◆ **Условие задачи A**: Изложите в виде списка абзац источника, начинающийся словами «При Брежневе концепция состояла», и сохраните его основные факты.
◆ **Условие задачи B**: Перепишите фрагмент источника от слов «При Брежневе концепция» до слов «в два раза.» включительно, заменив «колхозников» на «сельских тружеников».

◆ **Источник**:
Перестало хватать того потенциала развития тяжелой промышленности, который был заложен при Сталине и Хрущеве. Мощностей металлургических заводов, электростанций, угольных карьеров и шахт стало недоставать для обеспечения развития машиностроения, которое, собственно, производило конечную продукцию. И это та проблема, которую и надо было решать в 1980-е годы. При Андропове в этом отношении был взят тайм-аут, при котором одновременно продолжали активно инвестировать в оборонку, а с другой стороны, сразу несколько комиссий пытались выработать принципы структурной перестройки и смены экономических стимулов. Но кончилось всё это все равно решением Черненко на исходе 1984 года срочно выделить средства на развитие угольной и металлургической промышленности Украины – фактически «на Донбасс» и Кривой Рог. Там со второй половины 1970-х наблюдались наиболее серьезные системные проблемы.
И то, что мы увидели в перестройку, когда генсек Михаил Горбачев и Николай Рыжков в качестве уже председателя Совета министров начали активно инвестировать в машиностроение, в металлургию, давать деньги на развитие прочих отраслей, это очень сильно перекликается с тем самым докладом Брежнева в 1980 году и решением Черненко в 1984-м.
– Как можно охарактеризовать деятельность Михаила Горбачева, отвечавшего за сельское хозяйство в начале 1980-х? Вы говорили, что сельское хозяйство было сугубо убыточным. Означает ли это, что Горбачев не справлялся со своими обязанностями? Или у него просто не было такой возможности из-за объективных факторов?
– Модель существования сельского хозяйства в Советском Союзе сложилась, разумеется, до Горбачева. Горбачев пришел в 1978 году с поста первого секретаря Ставропольского крайкома партии на пост секретаря ЦК по аграрным вопросам решать стремительно растущий клубок проблем и защищать аграрный бюджет от покушений со стороны блока базовых индустриальных отраслей промышленности, которым покровительствовали Косыгин и председатель Госплана СССР Николай Байбаков.
В Советском Союзе существовала экономически ущербная модель колхозного земледелия, которая в 1930-е годы была построена на том, что государство изымало за счет колхозов ресурсы из сельского хозяйства и инвестировало в тяжелую промышленность. Однако при Хрущеве было решено дать паритет между сельским хозяйством и тяжелой промышленностью, то есть дать возможность развития села и превращения сельского хозяйства в современную индустрию.
При Брежневе концепция состояла в том, чтобы поднимать социальную жизнь села и доходы работников аграрного сектора. Он хотел увеличить общий экономический рост и заставить колхозников работать более интенсивно, более профессионально. Им щедро давалась высокопроизводительная техника, постоянно наращивались поставки минеральных удобрений, завершалась электрификация, началось газифицирование сел. Общий уровень зарплат колхозников за брежневское время поднялся в два раза.
Вроде бы это все выглядело хорошо, но объемы производимого зерна и мяса были недостаточными для покрытия расходов. В том числе расходов на покупку того огромного количества техники, которую колхозам и совхозам поставляло государство. То есть большинство колхозов прямо или косвенно были убыточными. Особенно это касалось сельхозпредприятий лесной зоны Советского Союза. А предприятия в степной зоне, которые производили зерно с относительно невысокими расходами, могли бы быть потенциально прибыльными. Проблема была в том, что государство покупало это зерно по низким ценам.

◆ **Исходные данные**:
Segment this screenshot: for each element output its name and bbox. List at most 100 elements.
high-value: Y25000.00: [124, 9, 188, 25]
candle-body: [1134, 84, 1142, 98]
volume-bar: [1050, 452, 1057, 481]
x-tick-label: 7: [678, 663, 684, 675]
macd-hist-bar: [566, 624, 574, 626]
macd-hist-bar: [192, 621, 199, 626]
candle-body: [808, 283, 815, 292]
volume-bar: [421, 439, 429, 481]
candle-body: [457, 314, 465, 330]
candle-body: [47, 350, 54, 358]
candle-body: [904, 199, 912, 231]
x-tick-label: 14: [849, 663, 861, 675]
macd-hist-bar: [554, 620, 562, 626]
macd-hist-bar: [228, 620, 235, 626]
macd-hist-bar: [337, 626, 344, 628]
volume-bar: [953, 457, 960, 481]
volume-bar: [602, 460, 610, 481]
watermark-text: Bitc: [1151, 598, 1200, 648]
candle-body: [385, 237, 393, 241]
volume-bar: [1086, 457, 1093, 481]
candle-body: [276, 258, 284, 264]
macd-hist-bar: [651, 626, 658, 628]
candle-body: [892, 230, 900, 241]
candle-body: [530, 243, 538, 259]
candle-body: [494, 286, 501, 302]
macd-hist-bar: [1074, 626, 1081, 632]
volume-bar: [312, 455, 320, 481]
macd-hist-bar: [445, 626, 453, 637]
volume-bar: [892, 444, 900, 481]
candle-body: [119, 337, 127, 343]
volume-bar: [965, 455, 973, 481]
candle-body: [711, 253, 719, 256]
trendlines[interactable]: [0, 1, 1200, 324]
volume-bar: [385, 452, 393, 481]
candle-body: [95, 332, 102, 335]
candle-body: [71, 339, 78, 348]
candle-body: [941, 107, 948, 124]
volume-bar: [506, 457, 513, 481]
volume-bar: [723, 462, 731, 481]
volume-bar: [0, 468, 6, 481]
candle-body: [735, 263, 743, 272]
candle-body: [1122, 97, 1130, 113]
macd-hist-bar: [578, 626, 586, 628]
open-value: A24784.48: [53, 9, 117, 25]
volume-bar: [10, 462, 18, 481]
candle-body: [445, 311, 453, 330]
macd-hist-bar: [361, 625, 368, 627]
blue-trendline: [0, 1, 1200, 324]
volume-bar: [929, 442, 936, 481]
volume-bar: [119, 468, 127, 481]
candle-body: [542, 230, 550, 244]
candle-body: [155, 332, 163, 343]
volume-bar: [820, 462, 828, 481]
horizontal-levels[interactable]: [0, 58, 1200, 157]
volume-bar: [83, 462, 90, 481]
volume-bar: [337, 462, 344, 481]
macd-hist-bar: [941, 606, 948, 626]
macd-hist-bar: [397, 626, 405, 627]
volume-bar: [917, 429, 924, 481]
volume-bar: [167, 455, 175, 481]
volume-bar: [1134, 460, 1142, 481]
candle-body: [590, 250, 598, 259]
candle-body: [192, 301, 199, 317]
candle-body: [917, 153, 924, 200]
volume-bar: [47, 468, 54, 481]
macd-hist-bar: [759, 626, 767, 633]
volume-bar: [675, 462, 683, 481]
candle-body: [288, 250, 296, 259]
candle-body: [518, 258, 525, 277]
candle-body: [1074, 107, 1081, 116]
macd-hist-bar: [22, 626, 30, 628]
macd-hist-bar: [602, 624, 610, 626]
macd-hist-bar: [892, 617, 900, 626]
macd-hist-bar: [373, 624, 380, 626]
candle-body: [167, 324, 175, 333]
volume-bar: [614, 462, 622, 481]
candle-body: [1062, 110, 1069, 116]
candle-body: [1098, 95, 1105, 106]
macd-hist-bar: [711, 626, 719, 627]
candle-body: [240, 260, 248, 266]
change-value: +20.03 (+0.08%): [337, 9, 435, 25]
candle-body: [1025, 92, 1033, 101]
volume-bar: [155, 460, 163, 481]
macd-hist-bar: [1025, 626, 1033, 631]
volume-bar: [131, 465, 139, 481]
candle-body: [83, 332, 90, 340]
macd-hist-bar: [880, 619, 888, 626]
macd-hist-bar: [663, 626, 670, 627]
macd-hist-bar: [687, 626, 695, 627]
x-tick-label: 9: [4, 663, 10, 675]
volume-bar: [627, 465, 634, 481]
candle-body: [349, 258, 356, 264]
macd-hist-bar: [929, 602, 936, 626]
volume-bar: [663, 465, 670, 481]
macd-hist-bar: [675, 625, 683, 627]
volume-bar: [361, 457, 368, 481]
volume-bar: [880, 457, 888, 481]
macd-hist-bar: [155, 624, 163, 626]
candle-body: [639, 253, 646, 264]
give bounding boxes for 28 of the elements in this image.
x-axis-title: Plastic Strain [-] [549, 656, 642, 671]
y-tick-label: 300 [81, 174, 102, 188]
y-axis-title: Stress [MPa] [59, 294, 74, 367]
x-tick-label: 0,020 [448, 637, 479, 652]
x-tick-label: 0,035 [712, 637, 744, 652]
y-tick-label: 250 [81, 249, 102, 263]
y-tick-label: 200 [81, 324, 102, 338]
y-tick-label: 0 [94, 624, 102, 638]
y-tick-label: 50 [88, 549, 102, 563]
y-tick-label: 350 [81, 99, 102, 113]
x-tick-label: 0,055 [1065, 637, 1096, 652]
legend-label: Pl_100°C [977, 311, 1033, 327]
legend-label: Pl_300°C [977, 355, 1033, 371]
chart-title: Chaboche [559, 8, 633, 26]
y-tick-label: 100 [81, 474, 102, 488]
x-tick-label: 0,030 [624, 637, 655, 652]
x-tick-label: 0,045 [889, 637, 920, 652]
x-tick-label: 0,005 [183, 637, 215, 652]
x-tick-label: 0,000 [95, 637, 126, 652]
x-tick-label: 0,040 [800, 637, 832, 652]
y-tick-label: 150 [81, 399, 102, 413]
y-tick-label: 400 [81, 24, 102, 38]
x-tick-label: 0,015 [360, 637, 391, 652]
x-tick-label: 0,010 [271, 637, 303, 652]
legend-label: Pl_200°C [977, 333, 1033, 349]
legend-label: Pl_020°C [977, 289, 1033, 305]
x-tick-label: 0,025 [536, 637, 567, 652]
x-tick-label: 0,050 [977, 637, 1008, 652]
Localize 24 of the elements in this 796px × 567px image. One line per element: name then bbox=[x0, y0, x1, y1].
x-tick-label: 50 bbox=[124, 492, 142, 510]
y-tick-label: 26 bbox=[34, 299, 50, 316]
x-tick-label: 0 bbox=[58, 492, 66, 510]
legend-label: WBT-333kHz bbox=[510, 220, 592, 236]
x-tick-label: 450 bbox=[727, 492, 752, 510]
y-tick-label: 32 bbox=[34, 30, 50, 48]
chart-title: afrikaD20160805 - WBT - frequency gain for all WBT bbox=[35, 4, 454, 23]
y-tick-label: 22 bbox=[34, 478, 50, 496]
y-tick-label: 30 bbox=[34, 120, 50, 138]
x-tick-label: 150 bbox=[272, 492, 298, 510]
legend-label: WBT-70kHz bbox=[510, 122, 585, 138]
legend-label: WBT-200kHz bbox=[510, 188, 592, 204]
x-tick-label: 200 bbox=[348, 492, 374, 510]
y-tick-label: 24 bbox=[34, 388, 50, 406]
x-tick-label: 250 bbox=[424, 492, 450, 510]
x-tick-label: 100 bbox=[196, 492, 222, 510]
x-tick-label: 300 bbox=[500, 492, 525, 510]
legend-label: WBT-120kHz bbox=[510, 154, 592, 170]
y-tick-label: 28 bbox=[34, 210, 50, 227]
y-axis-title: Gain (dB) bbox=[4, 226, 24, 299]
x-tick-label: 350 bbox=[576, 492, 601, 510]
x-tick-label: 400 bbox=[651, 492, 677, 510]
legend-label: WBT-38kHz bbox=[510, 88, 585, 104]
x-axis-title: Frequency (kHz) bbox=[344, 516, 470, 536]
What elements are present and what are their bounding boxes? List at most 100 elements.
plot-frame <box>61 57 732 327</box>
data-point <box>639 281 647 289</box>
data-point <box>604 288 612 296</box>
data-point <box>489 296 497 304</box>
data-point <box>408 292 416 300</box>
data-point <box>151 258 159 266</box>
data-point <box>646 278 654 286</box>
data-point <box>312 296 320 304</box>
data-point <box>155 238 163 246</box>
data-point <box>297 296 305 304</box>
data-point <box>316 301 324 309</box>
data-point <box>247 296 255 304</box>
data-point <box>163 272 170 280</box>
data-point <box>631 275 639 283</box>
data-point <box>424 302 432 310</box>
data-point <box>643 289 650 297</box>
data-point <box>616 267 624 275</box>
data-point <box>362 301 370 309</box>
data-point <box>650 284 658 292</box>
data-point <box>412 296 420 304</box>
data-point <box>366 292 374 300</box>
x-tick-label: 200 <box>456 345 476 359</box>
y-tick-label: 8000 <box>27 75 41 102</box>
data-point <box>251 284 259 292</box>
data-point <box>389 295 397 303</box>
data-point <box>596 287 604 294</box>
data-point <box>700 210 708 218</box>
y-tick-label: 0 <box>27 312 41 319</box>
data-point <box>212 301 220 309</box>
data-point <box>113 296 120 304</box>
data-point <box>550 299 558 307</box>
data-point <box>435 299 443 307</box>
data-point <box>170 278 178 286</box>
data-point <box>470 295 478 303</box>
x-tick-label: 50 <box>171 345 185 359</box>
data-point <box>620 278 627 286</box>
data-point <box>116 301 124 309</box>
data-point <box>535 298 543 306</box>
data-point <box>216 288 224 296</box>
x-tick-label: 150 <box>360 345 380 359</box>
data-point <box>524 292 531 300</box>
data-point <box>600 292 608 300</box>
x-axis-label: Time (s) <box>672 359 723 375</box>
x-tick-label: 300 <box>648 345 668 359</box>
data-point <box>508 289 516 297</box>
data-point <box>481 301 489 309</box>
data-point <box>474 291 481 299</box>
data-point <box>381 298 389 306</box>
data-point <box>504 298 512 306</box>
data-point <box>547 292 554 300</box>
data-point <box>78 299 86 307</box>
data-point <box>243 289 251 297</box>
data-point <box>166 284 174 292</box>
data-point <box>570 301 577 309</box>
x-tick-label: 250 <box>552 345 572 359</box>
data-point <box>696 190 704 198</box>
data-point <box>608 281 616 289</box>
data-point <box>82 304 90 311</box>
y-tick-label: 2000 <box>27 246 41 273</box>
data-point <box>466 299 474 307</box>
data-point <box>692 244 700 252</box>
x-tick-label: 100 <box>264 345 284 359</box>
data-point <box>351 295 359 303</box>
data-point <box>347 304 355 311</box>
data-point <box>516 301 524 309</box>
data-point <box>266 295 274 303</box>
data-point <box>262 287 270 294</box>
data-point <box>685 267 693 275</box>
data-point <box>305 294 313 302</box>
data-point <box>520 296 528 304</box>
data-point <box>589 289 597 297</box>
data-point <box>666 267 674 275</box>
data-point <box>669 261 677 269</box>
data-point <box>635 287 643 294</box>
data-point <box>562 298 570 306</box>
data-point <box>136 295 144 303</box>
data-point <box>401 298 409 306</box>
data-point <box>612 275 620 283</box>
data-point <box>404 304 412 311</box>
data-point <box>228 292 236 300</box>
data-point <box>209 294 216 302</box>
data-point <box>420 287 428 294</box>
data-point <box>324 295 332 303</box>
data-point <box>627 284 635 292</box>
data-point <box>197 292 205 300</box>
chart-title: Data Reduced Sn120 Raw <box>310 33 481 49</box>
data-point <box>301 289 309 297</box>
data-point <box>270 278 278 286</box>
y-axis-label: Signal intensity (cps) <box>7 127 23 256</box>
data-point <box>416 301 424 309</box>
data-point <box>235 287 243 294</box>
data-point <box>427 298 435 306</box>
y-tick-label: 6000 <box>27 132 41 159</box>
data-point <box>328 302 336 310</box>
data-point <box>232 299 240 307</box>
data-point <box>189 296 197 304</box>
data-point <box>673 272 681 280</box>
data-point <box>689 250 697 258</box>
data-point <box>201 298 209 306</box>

◆ **Письменный ответ A**:
- При Брежневе концепция состояла в том, чтобы поднимать социальную жизнь села и доходы работников аграрного сектора.
- Брежнев хотел увеличить общий экономический рост и заставить колхозников работать интенсивнее и профессиональнее.
- Колхозам щедро давали высокопроизводительную технику и постоянно наращивали поставки минеральных удобрений.
- Завершалась электрификация, началось газифицирование сел.
- Общий уровень зарплат колхозников за брежневское время вырос вдвое.

◆ **Письменный ответ B**:
При Брежневе концепция состояла в том, чтобы поднимать социальную жизнь села и доходы работников аграрного сектора. Он хотел увеличить общий экономический рост и заставить сельских тружеников работать более интенсивно, более профессионально. Им щедро давалась высокопроизводительная техника, постоянно наращивались поставки минеральных удобрений, завершалась электрификация, началось газифицирование сел. Общий уровень зарплат сельских тружеников за брежневское время поднялся в два раза.